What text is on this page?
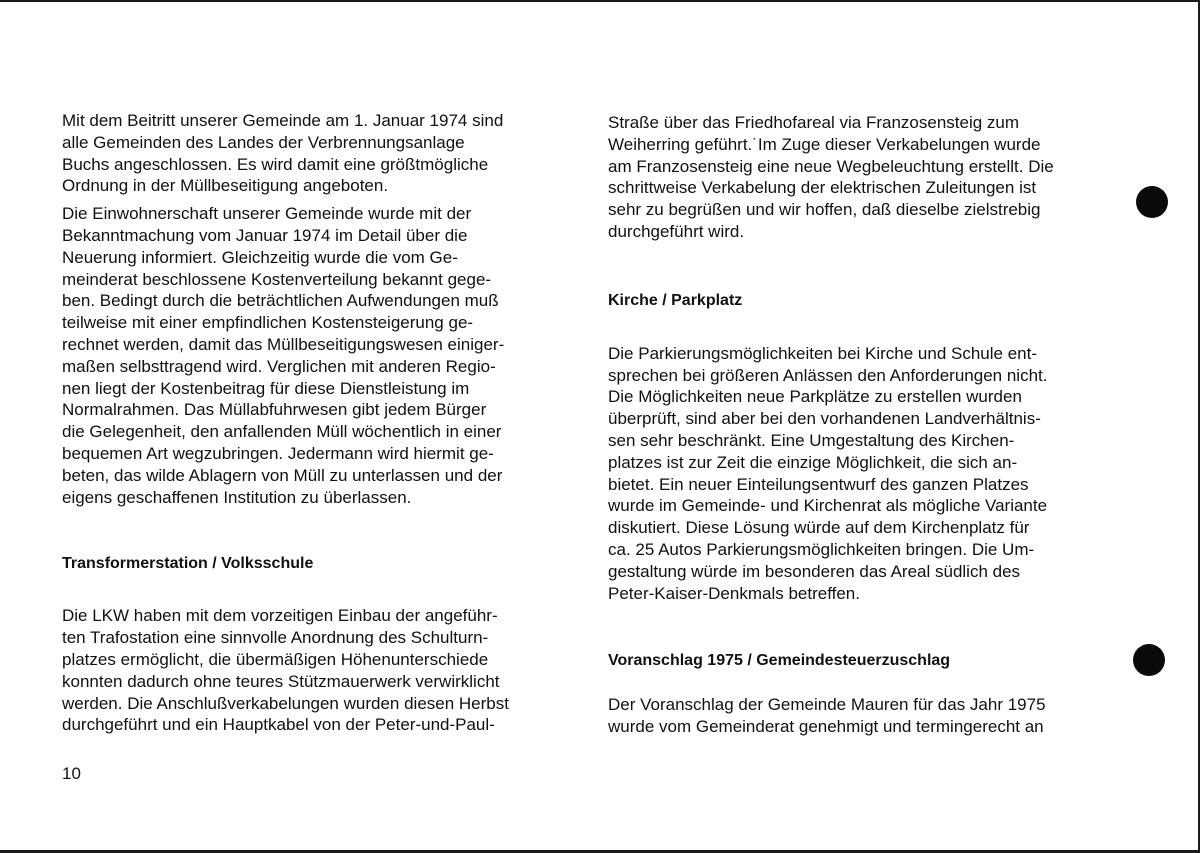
Mit dem Beitritt unserer Gemeinde am 1. Januar 1974 sind
alle Gemeinden des Landes der Verbrennungsanlage
Buchs angeschlossen. Es wird damit eine größtmögliche
Ordnung in der Müllbeseitigung angeboten.

Die Einwohnerschaft unserer Gemeinde wurde mit der
Bekanntmachung vom Januar 1974 im Detail über die
Neuerung informiert. Gleichzeitig wurde die vom Ge-
meinderat beschlossene Kostenverteilung bekannt gege-
ben. Bedingt durch die beträchtlichen Aufwendungen muß
teilweise mit einer empfindlichen Kostensteigerung ge-
rechnet werden, damit das Müllbeseitigungswesen einiger-
maßen selbsttragend wird. Verglichen mit anderen Regio-
nen liegt der Kostenbeitrag für diese Dienstleistung im
Normalrahmen. Das Müllabfuhrwesen gibt jedem Bürger
die Gelegenheit, den anfallenden Müll wöchentlich in einer
bequemen Art wegzubringen. Jedermann wird hiermit ge-
beten, das wilde Ablagern von Müll zu unterlassen und der
eigens geschaffenen Institution zu überlassen.

Transformerstation / Volksschule

Die LKW haben mit dem vorzeitigen Einbau der angeführ-
ten Trafostation eine sinnvolle Anordnung des Schulturn-
platzes ermöglicht, die übermäßigen Höhenunterschiede
konnten dadurch ohne teures Stützmauerwerk verwirklicht
werden. Die Anschlußverkabelungen wurden diesen Herbst
durchgeführt und ein Hauptkabel von der Peter-und-Paul-

Straße über das Friedhofareal via Franzosensteig zum
Weiherring geführt.˙Im Zuge dieser Verkabelungen wurde
am Franzosensteig eine neue Wegbeleuchtung erstellt. Die
schrittweise Verkabelung der elektrischen Zuleitungen ist
sehr zu begrüßen und wir hoffen, daß dieselbe zielstrebig
durchgeführt wird.

Kirche / Parkplatz

Die Parkierungsmöglichkeiten bei Kirche und Schule ent-
sprechen bei größeren Anlässen den Anforderungen nicht.
Die Möglichkeiten neue Parkplätze zu erstellen wurden
überprüft, sind aber bei den vorhandenen Landverhältnis-
sen sehr beschränkt. Eine Umgestaltung des Kirchen-
platzes ist zur Zeit die einzige Möglichkeit, die sich an-
bietet. Ein neuer Einteilungsentwurf des ganzen Platzes
wurde im Gemeinde- und Kirchenrat als mögliche Variante
diskutiert. Diese Lösung würde auf dem Kirchenplatz für
ca. 25 Autos Parkierungsmöglichkeiten bringen. Die Um-
gestaltung würde im besonderen das Areal südlich des
Peter-Kaiser-Denkmals betreffen.

Voranschlag 1975 / Gemeindesteuerzuschlag

Der Voranschlag der Gemeinde Mauren für das Jahr 1975
wurde vom Gemeinderat genehmigt und termingerecht an

10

■ ■ ■ ■ ■ ■ ■

## What you are asked to do
Restate each of the entries above word for word and skip every image.

## Task result
What text is on this page?
Mit dem Beitritt unserer Gemeinde am 1. Januar 1974 sind
alle Gemeinden des Landes der Verbrennungsanlage
Buchs angeschlossen. Es wird damit eine größtmögliche
Ordnung in der Müllbeseitigung angeboten.

Die Einwohnerschaft unserer Gemeinde wurde mit der
Bekanntmachung vom Januar 1974 im Detail über die
Neuerung informiert. Gleichzeitig wurde die vom Ge-
meinderat beschlossene Kostenverteilung bekannt gege-
ben. Bedingt durch die beträchtlichen Aufwendungen muß
teilweise mit einer empfindlichen Kostensteigerung ge-
rechnet werden, damit das Müllbeseitigungswesen einiger-
maßen selbsttragend wird. Verglichen mit anderen Regio-
nen liegt der Kostenbeitrag für diese Dienstleistung im
Normalrahmen. Das Müllabfuhrwesen gibt jedem Bürger
die Gelegenheit, den anfallenden Müll wöchentlich in einer
bequemen Art wegzubringen. Jedermann wird hiermit ge-
beten, das wilde Ablagern von Müll zu unterlassen und der
eigens geschaffenen Institution zu überlassen.

Transformerstation / Volksschule

Die LKW haben mit dem vorzeitigen Einbau der angeführ-
ten Trafostation eine sinnvolle Anordnung des Schulturn-
platzes ermöglicht, die übermäßigen Höhenunterschiede
konnten dadurch ohne teures Stützmauerwerk verwirklicht
werden. Die Anschlußverkabelungen wurden diesen Herbst
durchgeführt und ein Hauptkabel von der Peter-und-Paul-

Straße über das Friedhofareal via Franzosensteig zum
Weiherring geführt.˙Im Zuge dieser Verkabelungen wurde
am Franzosensteig eine neue Wegbeleuchtung erstellt. Die
schrittweise Verkabelung der elektrischen Zuleitungen ist
sehr zu begrüßen und wir hoffen, daß dieselbe zielstrebig
durchgeführt wird.

Kirche / Parkplatz

Die Parkierungsmöglichkeiten bei Kirche und Schule ent-
sprechen bei größeren Anlässen den Anforderungen nicht.
Die Möglichkeiten neue Parkplätze zu erstellen wurden
überprüft, sind aber bei den vorhandenen Landverhältnis-
sen sehr beschränkt. Eine Umgestaltung des Kirchen-
platzes ist zur Zeit die einzige Möglichkeit, die sich an-
bietet. Ein neuer Einteilungsentwurf des ganzen Platzes
wurde im Gemeinde- und Kirchenrat als mögliche Variante
diskutiert. Diese Lösung würde auf dem Kirchenplatz für
ca. 25 Autos Parkierungsmöglichkeiten bringen. Die Um-
gestaltung würde im besonderen das Areal südlich des
Peter-Kaiser-Denkmals betreffen.

Voranschlag 1975 / Gemeindesteuerzuschlag

Der Voranschlag der Gemeinde Mauren für das Jahr 1975
wurde vom Gemeinderat genehmigt und termingerecht an

10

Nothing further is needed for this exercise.